• Task
Look through the records and report how many lines include the word "shall", with no other words.

==*==

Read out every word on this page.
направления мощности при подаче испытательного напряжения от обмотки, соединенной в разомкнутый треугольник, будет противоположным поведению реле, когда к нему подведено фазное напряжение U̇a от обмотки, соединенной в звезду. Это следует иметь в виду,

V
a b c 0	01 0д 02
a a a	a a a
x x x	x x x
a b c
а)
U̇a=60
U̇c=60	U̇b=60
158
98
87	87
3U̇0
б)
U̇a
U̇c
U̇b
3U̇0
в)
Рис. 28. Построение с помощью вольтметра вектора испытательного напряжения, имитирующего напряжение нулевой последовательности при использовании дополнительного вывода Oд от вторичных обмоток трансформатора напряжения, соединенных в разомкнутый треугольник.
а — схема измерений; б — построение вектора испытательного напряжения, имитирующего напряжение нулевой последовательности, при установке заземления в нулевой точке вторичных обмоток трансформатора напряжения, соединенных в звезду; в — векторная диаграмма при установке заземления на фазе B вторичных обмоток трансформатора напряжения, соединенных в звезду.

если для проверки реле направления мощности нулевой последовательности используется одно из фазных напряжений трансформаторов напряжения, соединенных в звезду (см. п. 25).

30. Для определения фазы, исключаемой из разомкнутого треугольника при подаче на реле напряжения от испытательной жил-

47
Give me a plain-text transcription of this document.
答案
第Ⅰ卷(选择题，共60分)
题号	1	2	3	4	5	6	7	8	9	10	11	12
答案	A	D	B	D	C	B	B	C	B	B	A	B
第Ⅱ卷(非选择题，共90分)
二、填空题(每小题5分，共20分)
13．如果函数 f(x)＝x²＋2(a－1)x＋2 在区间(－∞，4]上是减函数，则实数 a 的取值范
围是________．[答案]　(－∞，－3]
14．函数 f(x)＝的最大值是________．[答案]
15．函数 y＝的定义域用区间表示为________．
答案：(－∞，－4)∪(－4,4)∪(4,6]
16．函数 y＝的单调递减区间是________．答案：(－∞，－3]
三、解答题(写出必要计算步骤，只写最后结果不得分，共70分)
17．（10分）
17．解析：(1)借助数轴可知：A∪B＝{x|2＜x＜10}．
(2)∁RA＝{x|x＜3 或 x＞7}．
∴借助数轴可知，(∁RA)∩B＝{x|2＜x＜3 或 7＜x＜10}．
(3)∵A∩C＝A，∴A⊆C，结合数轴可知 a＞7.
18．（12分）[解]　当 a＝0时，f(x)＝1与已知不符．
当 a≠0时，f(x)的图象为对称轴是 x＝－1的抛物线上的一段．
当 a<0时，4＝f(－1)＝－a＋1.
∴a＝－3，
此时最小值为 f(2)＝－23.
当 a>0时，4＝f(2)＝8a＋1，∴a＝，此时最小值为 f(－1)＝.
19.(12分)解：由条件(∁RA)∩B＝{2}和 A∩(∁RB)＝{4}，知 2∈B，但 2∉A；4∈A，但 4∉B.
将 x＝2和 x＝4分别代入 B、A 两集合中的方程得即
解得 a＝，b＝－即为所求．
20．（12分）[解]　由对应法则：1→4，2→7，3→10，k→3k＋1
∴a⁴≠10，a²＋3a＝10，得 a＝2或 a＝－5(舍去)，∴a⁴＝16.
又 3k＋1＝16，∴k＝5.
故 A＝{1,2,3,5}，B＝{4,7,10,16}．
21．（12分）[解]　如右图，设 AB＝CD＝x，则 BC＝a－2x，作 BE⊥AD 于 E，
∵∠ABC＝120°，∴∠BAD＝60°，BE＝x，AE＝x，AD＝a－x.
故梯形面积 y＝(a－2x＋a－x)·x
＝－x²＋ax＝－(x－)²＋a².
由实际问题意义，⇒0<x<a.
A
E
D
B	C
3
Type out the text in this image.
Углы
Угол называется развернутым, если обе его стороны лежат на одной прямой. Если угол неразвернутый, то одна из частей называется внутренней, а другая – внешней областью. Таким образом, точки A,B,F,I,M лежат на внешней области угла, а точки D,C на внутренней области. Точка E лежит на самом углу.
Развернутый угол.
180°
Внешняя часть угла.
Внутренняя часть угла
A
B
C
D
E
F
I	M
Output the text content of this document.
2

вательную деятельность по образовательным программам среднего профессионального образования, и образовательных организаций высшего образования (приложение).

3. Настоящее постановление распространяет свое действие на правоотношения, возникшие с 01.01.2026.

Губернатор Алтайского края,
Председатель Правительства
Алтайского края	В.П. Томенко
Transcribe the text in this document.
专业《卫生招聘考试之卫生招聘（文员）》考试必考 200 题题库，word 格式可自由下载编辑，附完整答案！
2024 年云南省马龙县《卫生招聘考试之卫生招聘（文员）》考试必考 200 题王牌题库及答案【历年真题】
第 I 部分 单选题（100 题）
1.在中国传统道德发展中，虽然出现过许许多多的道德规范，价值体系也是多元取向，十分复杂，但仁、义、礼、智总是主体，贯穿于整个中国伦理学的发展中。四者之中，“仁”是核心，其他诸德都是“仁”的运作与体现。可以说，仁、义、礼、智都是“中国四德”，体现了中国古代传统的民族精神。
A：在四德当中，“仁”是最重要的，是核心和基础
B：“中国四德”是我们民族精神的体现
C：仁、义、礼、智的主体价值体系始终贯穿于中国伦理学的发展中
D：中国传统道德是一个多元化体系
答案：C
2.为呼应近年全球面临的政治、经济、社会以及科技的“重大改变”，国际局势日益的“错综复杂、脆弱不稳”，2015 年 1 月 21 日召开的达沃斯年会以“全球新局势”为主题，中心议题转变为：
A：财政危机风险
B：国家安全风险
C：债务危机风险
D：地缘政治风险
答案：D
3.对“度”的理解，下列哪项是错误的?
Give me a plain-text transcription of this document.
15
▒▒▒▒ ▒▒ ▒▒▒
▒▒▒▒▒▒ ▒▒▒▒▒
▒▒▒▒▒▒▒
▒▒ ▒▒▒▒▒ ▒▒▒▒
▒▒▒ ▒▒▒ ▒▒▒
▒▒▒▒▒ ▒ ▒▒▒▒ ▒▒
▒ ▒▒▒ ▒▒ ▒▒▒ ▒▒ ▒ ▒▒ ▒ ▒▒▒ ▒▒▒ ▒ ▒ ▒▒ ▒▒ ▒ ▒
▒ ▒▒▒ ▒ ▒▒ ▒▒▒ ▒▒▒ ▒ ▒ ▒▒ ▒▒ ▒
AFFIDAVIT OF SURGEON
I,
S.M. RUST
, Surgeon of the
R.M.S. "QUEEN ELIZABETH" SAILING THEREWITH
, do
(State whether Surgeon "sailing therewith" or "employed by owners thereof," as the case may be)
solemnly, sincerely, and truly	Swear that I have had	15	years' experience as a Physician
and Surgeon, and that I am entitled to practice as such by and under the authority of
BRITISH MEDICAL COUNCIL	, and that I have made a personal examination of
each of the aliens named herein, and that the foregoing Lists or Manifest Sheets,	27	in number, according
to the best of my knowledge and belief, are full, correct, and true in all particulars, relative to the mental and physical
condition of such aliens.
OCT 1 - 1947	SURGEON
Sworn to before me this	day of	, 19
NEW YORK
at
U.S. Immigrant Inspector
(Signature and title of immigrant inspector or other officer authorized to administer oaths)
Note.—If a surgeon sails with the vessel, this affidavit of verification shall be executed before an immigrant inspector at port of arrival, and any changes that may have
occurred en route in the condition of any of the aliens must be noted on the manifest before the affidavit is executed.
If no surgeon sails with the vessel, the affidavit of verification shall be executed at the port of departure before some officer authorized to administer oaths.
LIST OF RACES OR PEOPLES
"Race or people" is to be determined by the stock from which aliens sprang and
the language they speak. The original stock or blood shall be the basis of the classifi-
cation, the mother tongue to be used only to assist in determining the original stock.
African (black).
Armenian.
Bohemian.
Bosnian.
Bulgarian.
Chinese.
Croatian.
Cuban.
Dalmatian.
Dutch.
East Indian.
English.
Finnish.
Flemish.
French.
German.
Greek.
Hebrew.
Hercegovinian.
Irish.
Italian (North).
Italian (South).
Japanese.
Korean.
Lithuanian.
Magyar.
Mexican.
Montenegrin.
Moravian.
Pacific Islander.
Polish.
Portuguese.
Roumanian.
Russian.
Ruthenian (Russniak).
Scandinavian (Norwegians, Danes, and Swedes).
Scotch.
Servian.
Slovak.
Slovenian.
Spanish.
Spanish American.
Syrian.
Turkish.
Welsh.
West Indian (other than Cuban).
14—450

==*==

• Solution for this problem
3